Stored data

+ + + +

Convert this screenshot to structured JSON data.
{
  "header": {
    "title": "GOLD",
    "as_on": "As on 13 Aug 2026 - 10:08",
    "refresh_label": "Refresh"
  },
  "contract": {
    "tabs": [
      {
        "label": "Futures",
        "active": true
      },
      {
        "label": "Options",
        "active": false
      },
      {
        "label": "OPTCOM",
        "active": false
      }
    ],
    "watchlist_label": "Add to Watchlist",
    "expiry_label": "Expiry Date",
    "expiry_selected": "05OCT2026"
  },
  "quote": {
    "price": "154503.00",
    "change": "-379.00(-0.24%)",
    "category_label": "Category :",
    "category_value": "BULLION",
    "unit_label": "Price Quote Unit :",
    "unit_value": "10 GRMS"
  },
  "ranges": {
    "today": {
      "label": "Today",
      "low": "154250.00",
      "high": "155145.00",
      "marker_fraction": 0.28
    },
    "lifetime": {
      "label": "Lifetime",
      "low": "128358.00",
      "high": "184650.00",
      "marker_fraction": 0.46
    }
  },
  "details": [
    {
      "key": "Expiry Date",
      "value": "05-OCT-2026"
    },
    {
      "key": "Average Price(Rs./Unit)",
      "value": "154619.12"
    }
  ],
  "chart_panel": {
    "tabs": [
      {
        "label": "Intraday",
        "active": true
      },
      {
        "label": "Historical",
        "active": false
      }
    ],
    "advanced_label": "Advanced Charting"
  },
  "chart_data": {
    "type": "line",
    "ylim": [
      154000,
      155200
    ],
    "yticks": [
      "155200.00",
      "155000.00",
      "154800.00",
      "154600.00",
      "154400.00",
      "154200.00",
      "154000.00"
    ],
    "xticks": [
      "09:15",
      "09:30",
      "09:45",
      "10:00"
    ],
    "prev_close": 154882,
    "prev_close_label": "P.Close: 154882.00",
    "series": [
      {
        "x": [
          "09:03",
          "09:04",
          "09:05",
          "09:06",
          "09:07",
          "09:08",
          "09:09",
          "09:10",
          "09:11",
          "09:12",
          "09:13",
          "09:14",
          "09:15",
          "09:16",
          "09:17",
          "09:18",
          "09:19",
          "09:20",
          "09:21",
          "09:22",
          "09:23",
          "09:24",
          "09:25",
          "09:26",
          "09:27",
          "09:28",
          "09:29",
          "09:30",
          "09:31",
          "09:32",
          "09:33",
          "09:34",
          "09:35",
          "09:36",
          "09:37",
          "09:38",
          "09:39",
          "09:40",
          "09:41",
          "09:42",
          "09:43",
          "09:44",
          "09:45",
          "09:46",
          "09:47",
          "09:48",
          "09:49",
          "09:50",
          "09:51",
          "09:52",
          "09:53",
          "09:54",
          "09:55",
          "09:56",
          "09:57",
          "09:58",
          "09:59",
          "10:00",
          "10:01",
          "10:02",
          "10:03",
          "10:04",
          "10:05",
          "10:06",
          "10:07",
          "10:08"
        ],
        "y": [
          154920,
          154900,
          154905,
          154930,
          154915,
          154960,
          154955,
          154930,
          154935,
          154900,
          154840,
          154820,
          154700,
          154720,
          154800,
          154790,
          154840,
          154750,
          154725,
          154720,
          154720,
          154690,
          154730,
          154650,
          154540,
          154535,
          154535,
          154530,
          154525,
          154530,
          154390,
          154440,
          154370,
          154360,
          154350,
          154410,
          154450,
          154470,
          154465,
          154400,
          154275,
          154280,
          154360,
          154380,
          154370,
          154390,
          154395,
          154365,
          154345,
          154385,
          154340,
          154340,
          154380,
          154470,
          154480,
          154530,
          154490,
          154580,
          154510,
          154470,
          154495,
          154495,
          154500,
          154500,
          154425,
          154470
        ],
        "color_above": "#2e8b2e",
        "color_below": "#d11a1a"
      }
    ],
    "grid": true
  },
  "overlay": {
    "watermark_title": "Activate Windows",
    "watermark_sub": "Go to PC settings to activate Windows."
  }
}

+ + + +

Using the data above, output each line exactly.

Full output –
Convert this screenshot to structured JSON data.
{
  "header": {
    "title": "GOLD",
    "as_on": "As on 13 Aug 2026 - 10:08",
    "refresh_label": "Refresh"
  },
  "contract": {
    "tabs": [
      {
        "label": "Futures",
        "active": true
      },
      {
        "label": "Options",
        "active": false
      },
      {
        "label": "OPTCOM",
        "active": false
      }
    ],
    "watchlist_label": "Add to Watchlist",
    "expiry_label": "Expiry Date",
    "expiry_selected": "05OCT2026"
  },
  "quote": {
    "price": "154503.00",
    "change": "-379.00(-0.24%)",
    "category_label": "Category :",
    "category_value": "BULLION",
    "unit_label": "Price Quote Unit :",
    "unit_value": "10 GRMS"
  },
  "ranges": {
    "today": {
      "label": "Today",
      "low": "154250.00",
      "high": "155145.00",
      "marker_fraction": 0.28
    },
    "lifetime": {
      "label": "Lifetime",
      "low": "128358.00",
      "high": "184650.00",
      "marker_fraction": 0.46
    }
  },
  "details": [
    {
      "key": "Expiry Date",
      "value": "05-OCT-2026"
    },
    {
      "key": "Average Price(Rs./Unit)",
      "value": "154619.12"
    }
  ],
  "chart_panel": {
    "tabs": [
      {
        "label": "Intraday",
        "active": true
      },
      {
        "label": "Historical",
        "active": false
      }
    ],
    "advanced_label": "Advanced Charting"
  },
  "chart_data": {
    "type": "line",
    "ylim": [
      154000,
      155200
    ],
    "yticks": [
      "155200.00",
      "155000.00",
      "154800.00",
      "154600.00",
      "154400.00",
      "154200.00",
      "154000.00"
    ],
    "xticks": [
      "09:15",
      "09:30",
      "09:45",
      "10:00"
    ],
    "prev_close": 154882,
    "prev_close_label": "P.Close: 154882.00",
    "series": [
      {
        "x": [
          "09:03",
          "09:04",
          "09:05",
          "09:06",
          "09:07",
          "09:08",
          "09:09",
          "09:10",
          "09:11",
          "09:12",
          "09:13",
          "09:14",
          "09:15",
          "09:16",
          "09:17",
          "09:18",
          "09:19",
          "09:20",
          "09:21",
          "09:22",
          "09:23",
          "09:24",
          "09:25",
          "09:26",
          "09:27",
          "09:28",
          "09:29",
          "09:30",
          "09:31",
          "09:32",
          "09:33",
          "09:34",
          "09:35",
          "09:36",
          "09:37",
          "09:38",
          "09:39",
          "09:40",
          "09:41",
          "09:42",
          "09:43",
          "09:44",
          "09:45",
          "09:46",
          "09:47",
          "09:48",
          "09:49",
          "09:50",
          "09:51",
          "09:52",
          "09:53",
          "09:54",
          "09:55",
          "09:56",
          "09:57",
          "09:58",
          "09:59",
          "10:00",
          "10:01",
          "10:02",
          "10:03",
          "10:04",
          "10:05",
          "10:06",
          "10:07",
          "10:08"
        ],
        "y": [
          154920,
          154900,
          154905,
          154930,
          154915,
          154960,
          154955,
          154930,
          154935,
          154900,
          154840,
          154820,
          154700,
          154720,
          154800,
          154790,
          154840,
          154750,
          154725,
          154720,
          154720,
          154690,
          154730,
          154650,
          154540,
          154535,
          154535,
          154530,
          154525,
          154530,
          154390,
          154440,
          154370,
          154360,
          154350,
          154410,
          154450,
          154470,
          154465,
          154400,
          154275,
          154280,
          154360,
          154380,
          154370,
          154390,
          154395,
          154365,
          154345,
          154385,
          154340,
          154340,
          154380,
          154470,
          154480,
          154530,
          154490,
          154580,
          154510,
          154470,
          154495,
          154495,
          154500,
          154500,
          154425,
          154470
        ],
        "color_above": "#2e8b2e",
        "color_below": "#d11a1a"
      }
    ],
    "grid": true
  },
  "overlay": {
    "watermark_title": "Activate Windows",
    "watermark_sub": "Go to PC settings to activate Windows."
  }
}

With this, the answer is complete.